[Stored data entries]

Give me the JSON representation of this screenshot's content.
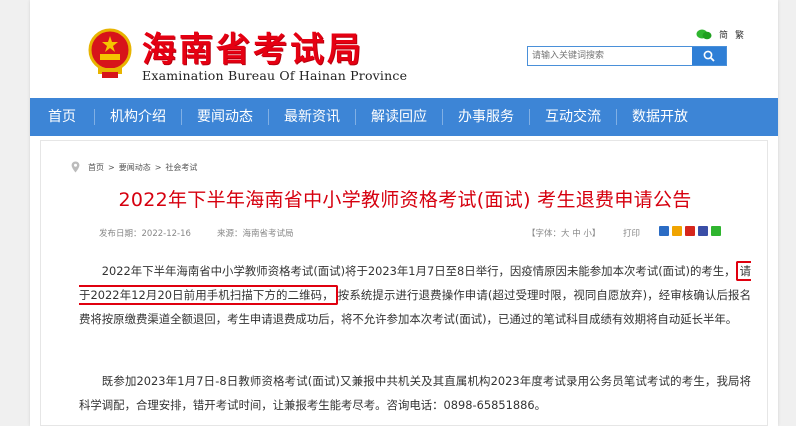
{
  "header": {
    "logo_cn": "海南省考试局",
    "logo_en": "Examination Bureau Of Hainan Province",
    "lang_simplified": "简",
    "lang_traditional": "繁",
    "search_placeholder": "请输入关键词搜索"
  },
  "nav": {
    "items": [
      {
        "label": "首页"
      },
      {
        "label": "机构介绍"
      },
      {
        "label": "要闻动态"
      },
      {
        "label": "最新资讯"
      },
      {
        "label": "解读回应"
      },
      {
        "label": "办事服务"
      },
      {
        "label": "互动交流"
      },
      {
        "label": "数据开放"
      }
    ]
  },
  "breadcrumb": {
    "items": [
      "首页",
      "要闻动态",
      "社会考试"
    ],
    "separator": ">"
  },
  "article": {
    "title": "2022年下半年海南省中小学教师资格考试(面试) 考生退费申请公告",
    "date": "发布日期：2022-12-16",
    "source": "来源：海南省考试局",
    "fontsize_label": "【字体：大 中 小】",
    "print_label": "打印",
    "para1_a": "2022年下半年海南省中小学教师资格考试(面试)将于2023年1月7日至8日举行，因疫情原因未能参加本次考试(面试)的考生，",
    "para1_highlight": "请于2022年12月20日前用手机扫描下方的二维码，",
    "para1_b": "按系统提示进行退费操作申请(超过受理时限，视同自愿放弃)，经审核确认后报名费将按原缴费渠道全额退回，考生申请退费成功后，将不允许参加本次考试(面试)，已通过的笔试科目成绩有效期将自动延长半年。",
    "para2": "既参加2023年1月7日-8日教师资格考试(面试)又兼报中共机关及其直属机构2023年度考试录用公务员笔试考试的考生，我局将科学调配，合理安排，错开考试时间，让兼报考生能考尽考。咨询电话：0898-65851886。"
  },
  "colors": {
    "brand_red": "#e60012",
    "nav_blue": "#3d85d6",
    "title_red": "#d6000f"
  }
}
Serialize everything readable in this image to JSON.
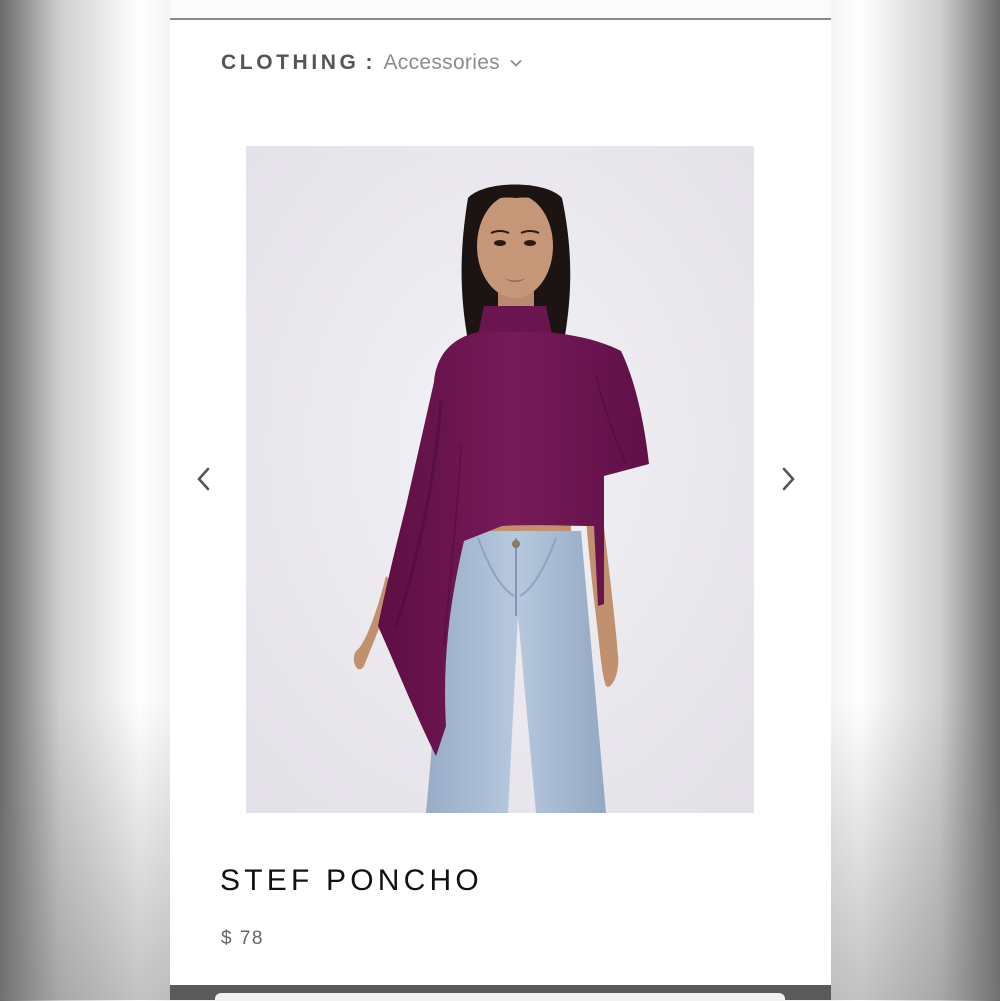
{
  "breadcrumb": {
    "category": "CLOTHING",
    "separator": ":",
    "subcategory": "Accessories"
  },
  "gallery": {
    "image_subject": "model wearing purple knit poncho with turtleneck over cropped top and light-wash jeans",
    "prev_icon": "chevron-left-icon",
    "next_icon": "chevron-right-icon"
  },
  "product": {
    "title": "STEF PONCHO",
    "price": "$ 78"
  },
  "colors": {
    "poncho": "#6e1450",
    "jeans": "#a9bdd6",
    "photo_background": "#ebe9ee",
    "breadcrumb_text": "#555555",
    "title_text": "#111111",
    "price_text": "#666666"
  }
}
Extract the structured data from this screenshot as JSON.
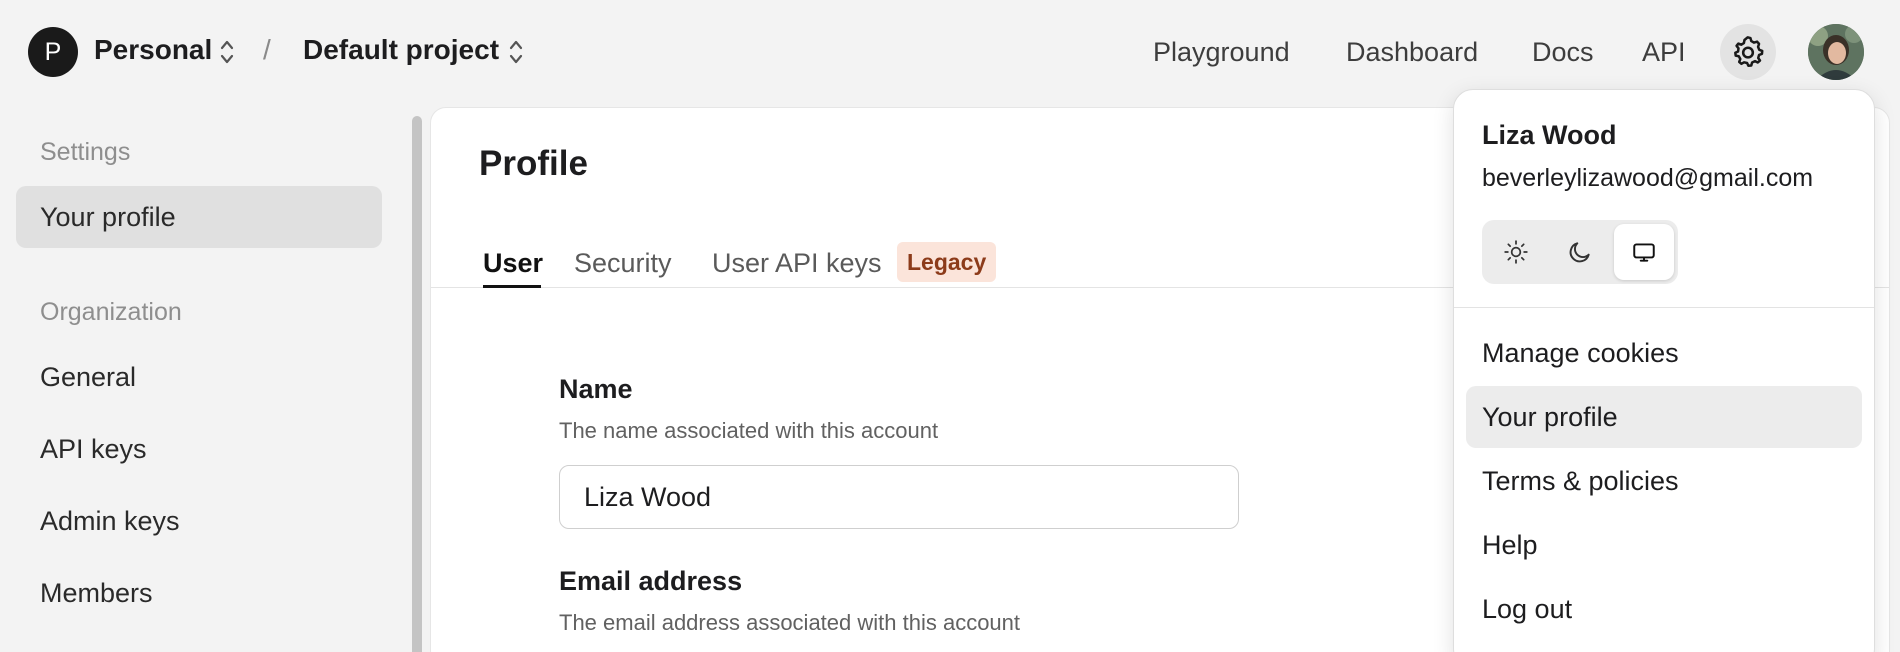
{
  "header": {
    "org_initial": "P",
    "org_name": "Personal",
    "separator": "/",
    "project_name": "Default project",
    "nav": [
      "Playground",
      "Dashboard",
      "Docs",
      "API"
    ]
  },
  "sidebar": {
    "settings_heading": "Settings",
    "profile_item": "Your profile",
    "org_heading": "Organization",
    "items": [
      "General",
      "API keys",
      "Admin keys",
      "Members"
    ]
  },
  "main": {
    "title": "Profile",
    "tabs": [
      "User",
      "Security",
      "User API keys"
    ],
    "legacy_badge": "Legacy",
    "name_label": "Name",
    "name_help": "The name associated with this account",
    "name_value": "Liza Wood",
    "email_label": "Email address",
    "email_help": "The email address associated with this account"
  },
  "user_menu": {
    "name": "Liza Wood",
    "email": "beverleylizawood@gmail.com",
    "theme_selected": "system",
    "items": [
      "Manage cookies",
      "Your profile",
      "Terms & policies",
      "Help",
      "Log out"
    ]
  },
  "colors": {
    "background": "#f3f3f3",
    "legacy_badge_bg": "#fbe4da",
    "legacy_badge_text": "#8c3b1a"
  }
}
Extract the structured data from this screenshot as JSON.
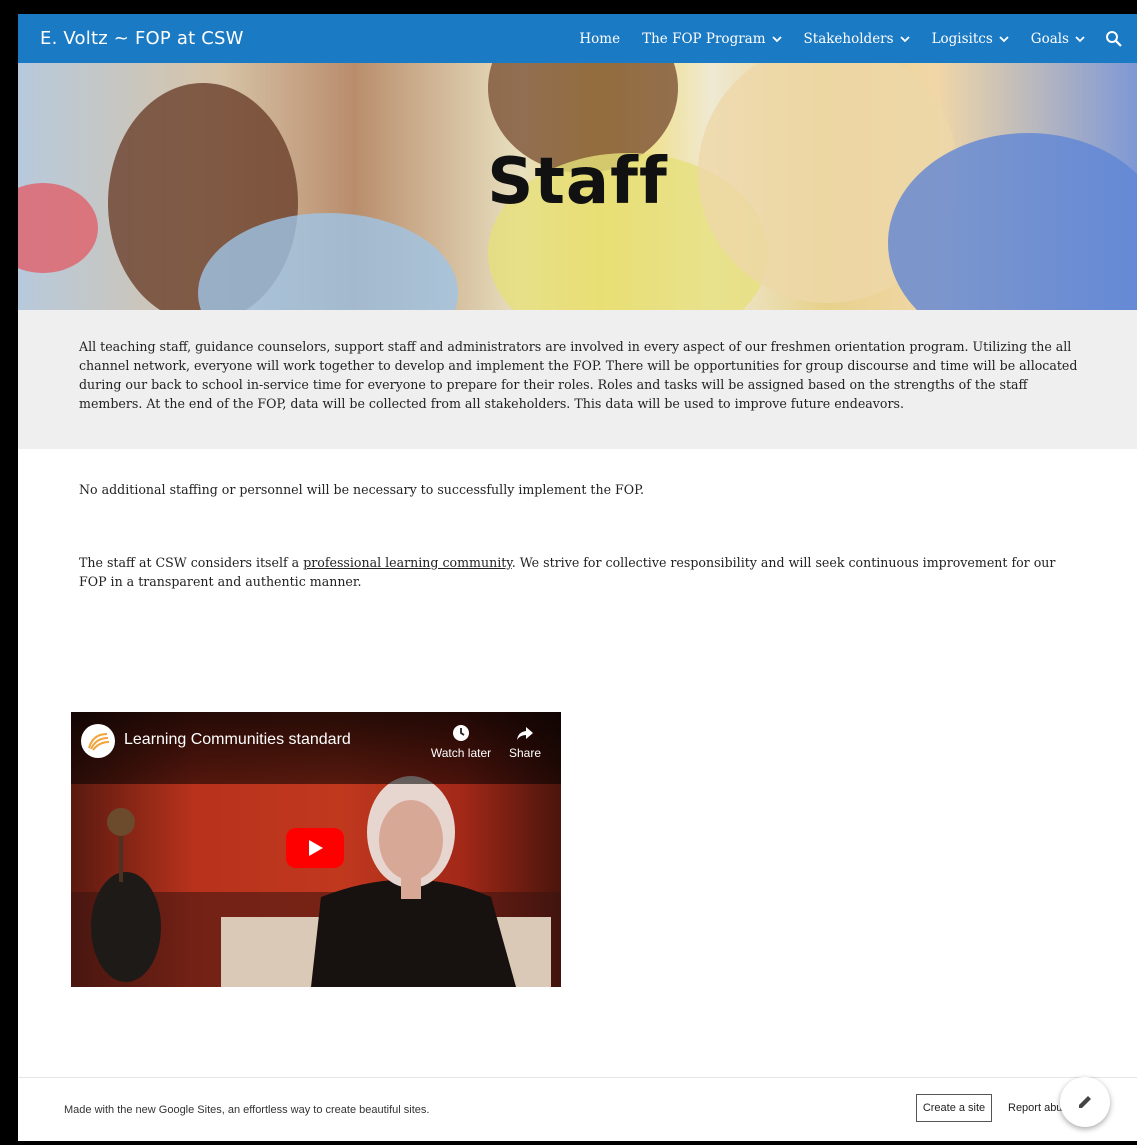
{
  "header": {
    "site_title": "E. Voltz ~ FOP at CSW",
    "nav": [
      {
        "label": "Home",
        "has_dropdown": false
      },
      {
        "label": "The FOP Program",
        "has_dropdown": true
      },
      {
        "label": "Stakeholders",
        "has_dropdown": true
      },
      {
        "label": "Logisitcs",
        "has_dropdown": true
      },
      {
        "label": "Goals",
        "has_dropdown": true
      }
    ],
    "search_icon": "search-icon",
    "bar_color": "#1a7ac4"
  },
  "hero": {
    "title": "Staff"
  },
  "content": {
    "intro": "All teaching staff, guidance counselors, support staff and administrators are involved in every aspect of our freshmen orientation program. Utilizing the all channel network, everyone will work together to develop and implement the FOP. There will be opportunities for group discourse and time will be allocated during our back to school in-service time for everyone to prepare for their roles. Roles and tasks will be assigned based on the strengths of the staff members. At the end of the FOP, data will be collected from all stakeholders. This data will be used to improve future endeavors.",
    "staffing": "No additional staffing or personnel will be necessary to successfully implement the FOP.",
    "plc_before": "The staff at CSW considers itself a ",
    "plc_link": "professional learning community",
    "plc_after": ". We strive for collective responsibility and will seek continuous improvement for our FOP in a transparent and authentic manner."
  },
  "video": {
    "title": "Learning Communities standard",
    "watch_later": "Watch later",
    "share": "Share"
  },
  "footer": {
    "text": "Made with the new Google Sites, an effortless way to create beautiful sites.",
    "create_site": "Create a site",
    "report_abuse": "Report abu"
  }
}
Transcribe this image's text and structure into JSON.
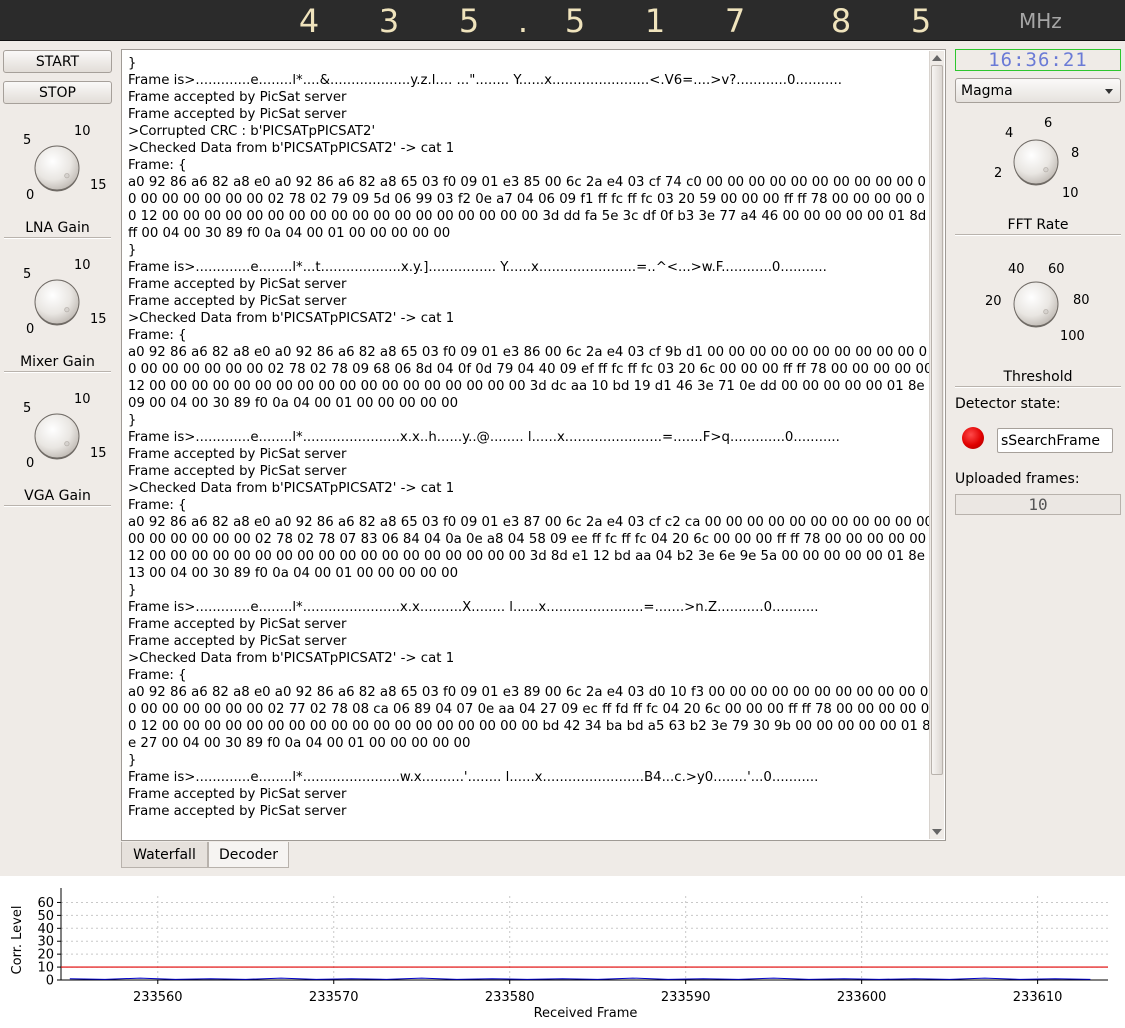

Prompt ::
Could you repeat all of the material exactly? Pictures should not be copied.

Solution to this task ::
Give me the JSON representation of this screenshot's content.
{
  "header": {
    "logo_cn": "海南省考试局",
    "logo_en": "Examination Bureau Of Hainan Province",
    "lang_simplified": "简",
    "lang_traditional": "繁",
    "search_placeholder": "请输入关键词搜索"
  },
  "nav": {
    "items": [
      {
        "label": "首页"
      },
      {
        "label": "机构介绍"
      },
      {
        "label": "要闻动态"
      },
      {
        "label": "最新资讯"
      },
      {
        "label": "解读回应"
      },
      {
        "label": "办事服务"
      },
      {
        "label": "互动交流"
      },
      {
        "label": "数据开放"
      }
    ]
  },
  "breadcrumb": {
    "items": [
      "首页",
      "要闻动态",
      "社会考试"
    ],
    "separator": ">"
  },
  "article": {
    "title": "2022年下半年海南省中小学教师资格考试(面试) 考生退费申请公告",
    "date": "发布日期：2022-12-16",
    "source": "来源：海南省考试局",
    "fontsize_label": "【字体：大 中 小】",
    "print_label": "打印",
    "para1_a": "2022年下半年海南省中小学教师资格考试(面试)将于2023年1月7日至8日举行，因疫情原因未能参加本次考试(面试)的考生，",
    "para1_highlight": "请于2022年12月20日前用手机扫描下方的二维码，",
    "para1_b": "按系统提示进行退费操作申请(超过受理时限，视同自愿放弃)，经审核确认后报名费将按原缴费渠道全额退回，考生申请退费成功后，将不允许参加本次考试(面试)，已通过的笔试科目成绩有效期将自动延长半年。",
    "para2": "既参加2023年1月7日-8日教师资格考试(面试)又兼报中共机关及其直属机构2023年度考试录用公务员笔试考试的考生，我局将科学调配，合理安排，错开考试时间，让兼报考生能考尽考。咨询电话：0898-65851886。"
  },
  "colors": {
    "brand_red": "#e60012",
    "nav_blue": "#3d85d6",
    "title_red": "#d6000f"
  }
}
Serialize everything readable in this image to JSON.
{
  "breadcrumb": {
    "category": "CLOTHING",
    "separator": ":",
    "subcategory": "Accessories"
  },
  "gallery": {
    "image_subject": "model wearing purple knit poncho with turtleneck over cropped top and light-wash jeans",
    "prev_icon": "chevron-left-icon",
    "next_icon": "chevron-right-icon"
  },
  "product": {
    "title": "STEF PONCHO",
    "price": "$ 78"
  },
  "colors": {
    "poncho": "#6e1450",
    "jeans": "#a9bdd6",
    "photo_background": "#ebe9ee",
    "breadcrumb_text": "#555555",
    "title_text": "#111111",
    "price_text": "#666666"
  }
}
Extract the structured data from this screenshot as JSON.
{
  "header": {
    "org_initial": "P",
    "org_name": "Personal",
    "separator": "/",
    "project_name": "Default project",
    "nav": [
      "Playground",
      "Dashboard",
      "Docs",
      "API"
    ]
  },
  "sidebar": {
    "settings_heading": "Settings",
    "profile_item": "Your profile",
    "org_heading": "Organization",
    "items": [
      "General",
      "API keys",
      "Admin keys",
      "Members"
    ]
  },
  "main": {
    "title": "Profile",
    "tabs": [
      "User",
      "Security",
      "User API keys"
    ],
    "legacy_badge": "Legacy",
    "name_label": "Name",
    "name_help": "The name associated with this account",
    "name_value": "Liza Wood",
    "email_label": "Email address",
    "email_help": "The email address associated with this account"
  },
  "user_menu": {
    "name": "Liza Wood",
    "email": "beverleylizawood@gmail.com",
    "theme_selected": "system",
    "items": [
      "Manage cookies",
      "Your profile",
      "Terms & policies",
      "Help",
      "Log out"
    ]
  },
  "colors": {
    "background": "#f3f3f3",
    "legacy_badge_bg": "#fbe4da",
    "legacy_badge_text": "#8c3b1a"
  }
}
Extract the structured data from this screenshot as JSON.
{
  "header": {
    "site_title": "E. Voltz ~ FOP at CSW",
    "nav": [
      {
        "label": "Home",
        "has_dropdown": false
      },
      {
        "label": "The FOP Program",
        "has_dropdown": true
      },
      {
        "label": "Stakeholders",
        "has_dropdown": true
      },
      {
        "label": "Logisitcs",
        "has_dropdown": true
      },
      {
        "label": "Goals",
        "has_dropdown": true
      }
    ],
    "search_icon": "search-icon",
    "bar_color": "#1a7ac4"
  },
  "hero": {
    "title": "Staff"
  },
  "content": {
    "intro": "All teaching staff, guidance counselors, support staff and administrators are involved in every aspect of our freshmen orientation program. Utilizing the all channel network, everyone will work together to develop and implement the FOP. There will be opportunities for group discourse and time will be allocated during our back to school in-service time for everyone to prepare for their roles. Roles and tasks will be assigned based on the strengths of the staff members. At the end of the FOP, data will be collected from all stakeholders. This data will be used to improve future endeavors.",
    "staffing": "No additional staffing or personnel will be necessary to successfully implement the FOP.",
    "plc_before": "The staff at CSW considers itself a ",
    "plc_link": "professional learning community",
    "plc_after": ". We strive for collective responsibility and will seek continuous improvement for our FOP in a transparent and authentic manner."
  },
  "video": {
    "title": "Learning Communities standard",
    "watch_later": "Watch later",
    "share": "Share"
  },
  "footer": {
    "text": "Made with the new Google Sites, an effortless way to create beautiful sites.",
    "create_site": "Create a site",
    "report_abuse": "Report abu"
  }
}
Transcribe this image's text and structure into JSON.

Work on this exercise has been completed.